Exercise task — Reproduce each line of the following data exactly, covering all of it.

Bounding box annotations:
* Begin *
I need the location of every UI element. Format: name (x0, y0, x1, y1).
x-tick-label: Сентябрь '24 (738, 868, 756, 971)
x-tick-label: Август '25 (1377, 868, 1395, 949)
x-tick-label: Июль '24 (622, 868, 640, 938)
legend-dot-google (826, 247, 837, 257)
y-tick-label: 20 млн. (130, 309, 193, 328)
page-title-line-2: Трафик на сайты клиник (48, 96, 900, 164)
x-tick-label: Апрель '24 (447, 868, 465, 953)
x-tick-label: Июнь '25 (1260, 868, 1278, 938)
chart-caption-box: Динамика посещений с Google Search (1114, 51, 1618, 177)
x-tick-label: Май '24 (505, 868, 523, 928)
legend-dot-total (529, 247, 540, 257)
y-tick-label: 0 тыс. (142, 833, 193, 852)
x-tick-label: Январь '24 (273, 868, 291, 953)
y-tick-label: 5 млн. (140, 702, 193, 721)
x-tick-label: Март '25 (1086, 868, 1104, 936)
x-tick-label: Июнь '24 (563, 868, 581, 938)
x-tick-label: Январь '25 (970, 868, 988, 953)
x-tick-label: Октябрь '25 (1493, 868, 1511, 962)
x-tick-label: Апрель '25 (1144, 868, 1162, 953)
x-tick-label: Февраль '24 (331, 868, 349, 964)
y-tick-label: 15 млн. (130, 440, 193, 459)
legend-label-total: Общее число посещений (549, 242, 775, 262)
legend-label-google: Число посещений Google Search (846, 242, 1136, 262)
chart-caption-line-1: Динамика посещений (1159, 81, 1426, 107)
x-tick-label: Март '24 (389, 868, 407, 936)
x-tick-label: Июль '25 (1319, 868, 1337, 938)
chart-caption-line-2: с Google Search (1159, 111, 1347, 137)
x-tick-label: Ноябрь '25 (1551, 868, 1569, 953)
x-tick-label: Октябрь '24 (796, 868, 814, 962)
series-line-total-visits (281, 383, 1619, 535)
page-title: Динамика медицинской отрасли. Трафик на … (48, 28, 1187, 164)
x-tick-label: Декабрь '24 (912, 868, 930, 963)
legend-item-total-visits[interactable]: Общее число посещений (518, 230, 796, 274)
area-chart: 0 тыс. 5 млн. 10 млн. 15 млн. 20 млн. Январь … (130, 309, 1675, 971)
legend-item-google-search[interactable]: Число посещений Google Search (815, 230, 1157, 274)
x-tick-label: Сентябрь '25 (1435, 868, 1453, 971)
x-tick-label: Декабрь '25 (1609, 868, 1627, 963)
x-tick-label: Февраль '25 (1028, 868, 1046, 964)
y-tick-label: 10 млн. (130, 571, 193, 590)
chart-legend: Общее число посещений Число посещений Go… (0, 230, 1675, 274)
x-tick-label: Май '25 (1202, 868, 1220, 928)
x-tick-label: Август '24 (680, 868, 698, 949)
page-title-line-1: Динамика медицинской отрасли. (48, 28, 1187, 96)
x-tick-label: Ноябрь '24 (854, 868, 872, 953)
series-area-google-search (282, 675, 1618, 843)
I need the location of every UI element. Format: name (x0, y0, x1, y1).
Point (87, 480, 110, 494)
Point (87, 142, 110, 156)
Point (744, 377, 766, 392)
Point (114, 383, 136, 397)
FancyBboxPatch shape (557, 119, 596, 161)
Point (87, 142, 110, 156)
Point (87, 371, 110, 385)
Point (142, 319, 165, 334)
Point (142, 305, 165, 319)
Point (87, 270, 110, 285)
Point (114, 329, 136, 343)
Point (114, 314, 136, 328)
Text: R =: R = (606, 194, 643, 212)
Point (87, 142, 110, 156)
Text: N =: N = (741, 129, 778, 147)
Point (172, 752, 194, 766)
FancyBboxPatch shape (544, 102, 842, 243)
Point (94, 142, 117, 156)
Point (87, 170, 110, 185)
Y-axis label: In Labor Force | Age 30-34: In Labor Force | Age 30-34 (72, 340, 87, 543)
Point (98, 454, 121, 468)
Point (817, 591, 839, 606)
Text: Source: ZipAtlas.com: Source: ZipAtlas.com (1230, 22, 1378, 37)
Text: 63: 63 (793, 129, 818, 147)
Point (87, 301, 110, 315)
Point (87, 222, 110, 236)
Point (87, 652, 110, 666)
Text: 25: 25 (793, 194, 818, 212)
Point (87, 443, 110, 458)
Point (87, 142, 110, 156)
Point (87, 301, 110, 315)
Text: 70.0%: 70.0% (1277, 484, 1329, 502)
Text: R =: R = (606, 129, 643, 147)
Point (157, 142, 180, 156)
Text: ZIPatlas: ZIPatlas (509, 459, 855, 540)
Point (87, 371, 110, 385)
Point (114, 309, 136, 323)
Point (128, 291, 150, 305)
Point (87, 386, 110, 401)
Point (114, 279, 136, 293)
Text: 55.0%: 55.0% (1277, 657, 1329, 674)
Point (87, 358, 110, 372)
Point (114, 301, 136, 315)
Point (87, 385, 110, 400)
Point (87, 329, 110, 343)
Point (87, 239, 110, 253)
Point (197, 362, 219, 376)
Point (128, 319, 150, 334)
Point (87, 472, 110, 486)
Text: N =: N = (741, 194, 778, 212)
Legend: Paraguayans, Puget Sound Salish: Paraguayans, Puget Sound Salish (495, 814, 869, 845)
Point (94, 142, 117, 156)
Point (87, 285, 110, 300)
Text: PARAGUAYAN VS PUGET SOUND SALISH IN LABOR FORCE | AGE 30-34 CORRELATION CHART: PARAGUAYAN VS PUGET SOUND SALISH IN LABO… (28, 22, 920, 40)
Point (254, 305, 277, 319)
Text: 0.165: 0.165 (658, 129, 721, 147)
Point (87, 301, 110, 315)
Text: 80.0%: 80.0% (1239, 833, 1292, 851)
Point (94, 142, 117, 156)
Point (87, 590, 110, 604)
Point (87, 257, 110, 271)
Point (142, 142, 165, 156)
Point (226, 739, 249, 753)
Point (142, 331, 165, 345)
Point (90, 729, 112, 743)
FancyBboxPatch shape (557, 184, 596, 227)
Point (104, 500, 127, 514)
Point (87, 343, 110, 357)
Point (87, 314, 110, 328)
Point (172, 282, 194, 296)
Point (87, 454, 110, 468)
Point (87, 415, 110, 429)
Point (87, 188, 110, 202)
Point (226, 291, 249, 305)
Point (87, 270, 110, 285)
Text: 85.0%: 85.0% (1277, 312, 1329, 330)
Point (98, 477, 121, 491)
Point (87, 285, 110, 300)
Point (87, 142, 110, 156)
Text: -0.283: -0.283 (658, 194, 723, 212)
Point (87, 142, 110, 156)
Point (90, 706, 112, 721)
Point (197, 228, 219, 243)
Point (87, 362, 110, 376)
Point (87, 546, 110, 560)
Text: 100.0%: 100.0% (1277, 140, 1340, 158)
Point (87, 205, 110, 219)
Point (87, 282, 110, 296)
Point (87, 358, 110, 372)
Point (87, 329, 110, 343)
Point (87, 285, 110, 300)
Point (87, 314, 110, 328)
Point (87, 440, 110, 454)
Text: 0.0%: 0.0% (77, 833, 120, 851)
* End *
Problem solution —
I need the location of every UI element. Format: name (x0, y0, x1, y1).
x-tick-label: Сентябрь '24 (738, 868, 756, 971)
x-tick-label: Август '25 (1377, 868, 1395, 949)
x-tick-label: Июль '24 (622, 868, 640, 938)
legend-dot-google (826, 247, 837, 257)
y-tick-label: 20 млн. (130, 309, 193, 328)
page-title-line-2: Трафик на сайты клиник (48, 96, 900, 164)
x-tick-label: Апрель '24 (447, 868, 465, 953)
x-tick-label: Июнь '25 (1260, 868, 1278, 938)
chart-caption-box: Динамика посещений с Google Search (1114, 51, 1618, 177)
x-tick-label: Май '24 (505, 868, 523, 928)
legend-dot-total (529, 247, 540, 257)
y-tick-label: 0 тыс. (142, 833, 193, 852)
x-tick-label: Январь '24 (273, 868, 291, 953)
y-tick-label: 5 млн. (140, 702, 193, 721)
x-tick-label: Март '25 (1086, 868, 1104, 936)
x-tick-label: Июнь '24 (563, 868, 581, 938)
x-tick-label: Январь '25 (970, 868, 988, 953)
x-tick-label: Октябрь '25 (1493, 868, 1511, 962)
x-tick-label: Апрель '25 (1144, 868, 1162, 953)
x-tick-label: Февраль '24 (331, 868, 349, 964)
y-tick-label: 15 млн. (130, 440, 193, 459)
legend-label-total: Общее число посещений (549, 242, 775, 262)
legend-label-google: Число посещений Google Search (846, 242, 1136, 262)
chart-caption-line-1: Динамика посещений (1159, 81, 1426, 107)
x-tick-label: Март '24 (389, 868, 407, 936)
x-tick-label: Июль '25 (1319, 868, 1337, 938)
chart-caption-line-2: с Google Search (1159, 111, 1347, 137)
x-tick-label: Ноябрь '25 (1551, 868, 1569, 953)
x-tick-label: Октябрь '24 (796, 868, 814, 962)
series-line-total-visits (281, 383, 1619, 535)
page-title: Динамика медицинской отрасли. Трафик на … (48, 28, 1187, 164)
x-tick-label: Декабрь '24 (912, 868, 930, 963)
legend-item-total-visits[interactable]: Общее число посещений (518, 230, 796, 274)
area-chart: 0 тыс. 5 млн. 10 млн. 15 млн. 20 млн. Январь … (130, 309, 1675, 971)
legend-item-google-search[interactable]: Число посещений Google Search (815, 230, 1157, 274)
x-tick-label: Сентябрь '25 (1435, 868, 1453, 971)
x-tick-label: Декабрь '25 (1609, 868, 1627, 963)
x-tick-label: Февраль '25 (1028, 868, 1046, 964)
y-tick-label: 10 млн. (130, 571, 193, 590)
chart-legend: Общее число посещений Число посещений Go… (0, 230, 1675, 274)
x-tick-label: Май '25 (1202, 868, 1220, 928)
x-tick-label: Август '24 (680, 868, 698, 949)
page-title-line-1: Динамика медицинской отрасли. (48, 28, 1187, 96)
x-tick-label: Ноябрь '24 (854, 868, 872, 953)
series-area-google-search (282, 675, 1618, 843)
I need the location of every UI element. Format: name (x0, y0, x1, y1).
Point (87, 480, 110, 494)
Point (87, 142, 110, 156)
Point (744, 377, 766, 392)
Point (114, 383, 136, 397)
FancyBboxPatch shape (557, 119, 596, 161)
Point (87, 142, 110, 156)
Point (87, 371, 110, 385)
Point (142, 319, 165, 334)
Point (142, 305, 165, 319)
Point (87, 270, 110, 285)
Point (114, 329, 136, 343)
Point (114, 314, 136, 328)
Text: R =: R = (606, 194, 643, 212)
Point (87, 142, 110, 156)
Text: N =: N = (741, 129, 778, 147)
Point (172, 752, 194, 766)
FancyBboxPatch shape (544, 102, 842, 243)
Point (94, 142, 117, 156)
Point (87, 170, 110, 185)
Y-axis label: In Labor Force | Age 30-34: In Labor Force | Age 30-34 (72, 340, 87, 543)
Point (98, 454, 121, 468)
Point (817, 591, 839, 606)
Text: Source: ZipAtlas.com: Source: ZipAtlas.com (1230, 22, 1378, 37)
Text: 63: 63 (793, 129, 818, 147)
Point (87, 301, 110, 315)
Point (87, 222, 110, 236)
Point (87, 652, 110, 666)
Text: 25: 25 (793, 194, 818, 212)
Point (87, 443, 110, 458)
Point (87, 142, 110, 156)
Point (87, 301, 110, 315)
Text: 70.0%: 70.0% (1277, 484, 1329, 502)
Text: R =: R = (606, 129, 643, 147)
Point (157, 142, 180, 156)
Text: ZIPatlas: ZIPatlas (509, 459, 855, 540)
Point (87, 371, 110, 385)
Point (114, 309, 136, 323)
Point (128, 291, 150, 305)
Point (87, 386, 110, 401)
Point (114, 279, 136, 293)
Text: 55.0%: 55.0% (1277, 657, 1329, 674)
Point (87, 358, 110, 372)
Point (114, 301, 136, 315)
Point (87, 385, 110, 400)
Point (87, 329, 110, 343)
Point (87, 239, 110, 253)
Point (197, 362, 219, 376)
Point (128, 319, 150, 334)
Point (87, 472, 110, 486)
Text: N =: N = (741, 194, 778, 212)
Legend: Paraguayans, Puget Sound Salish: Paraguayans, Puget Sound Salish (495, 814, 869, 845)
Point (94, 142, 117, 156)
Point (87, 285, 110, 300)
Text: PARAGUAYAN VS PUGET SOUND SALISH IN LABOR FORCE | AGE 30-34 CORRELATION CHART: PARAGUAYAN VS PUGET SOUND SALISH IN LABO… (28, 22, 920, 40)
Point (254, 305, 277, 319)
Text: 0.165: 0.165 (658, 129, 721, 147)
Point (87, 301, 110, 315)
Text: 80.0%: 80.0% (1239, 833, 1292, 851)
Point (94, 142, 117, 156)
Point (87, 590, 110, 604)
Point (87, 257, 110, 271)
Point (142, 142, 165, 156)
Point (226, 739, 249, 753)
Point (142, 331, 165, 345)
Point (90, 729, 112, 743)
FancyBboxPatch shape (557, 184, 596, 227)
Point (104, 500, 127, 514)
Point (87, 343, 110, 357)
Point (87, 314, 110, 328)
Point (172, 282, 194, 296)
Point (87, 454, 110, 468)
Point (87, 415, 110, 429)
Point (87, 188, 110, 202)
Point (226, 291, 249, 305)
Point (87, 270, 110, 285)
Text: 85.0%: 85.0% (1277, 312, 1329, 330)
Point (98, 477, 121, 491)
Point (87, 285, 110, 300)
Point (87, 142, 110, 156)
Text: -0.283: -0.283 (658, 194, 723, 212)
Point (87, 142, 110, 156)
Point (90, 706, 112, 721)
Point (197, 228, 219, 243)
Point (87, 362, 110, 376)
Point (87, 546, 110, 560)
Text: 100.0%: 100.0% (1277, 140, 1340, 158)
Point (87, 205, 110, 219)
Point (87, 282, 110, 296)
Point (87, 358, 110, 372)
Point (87, 329, 110, 343)
Point (87, 285, 110, 300)
Point (87, 314, 110, 328)
Point (87, 440, 110, 454)
Text: 0.0%: 0.0% (77, 833, 120, 851)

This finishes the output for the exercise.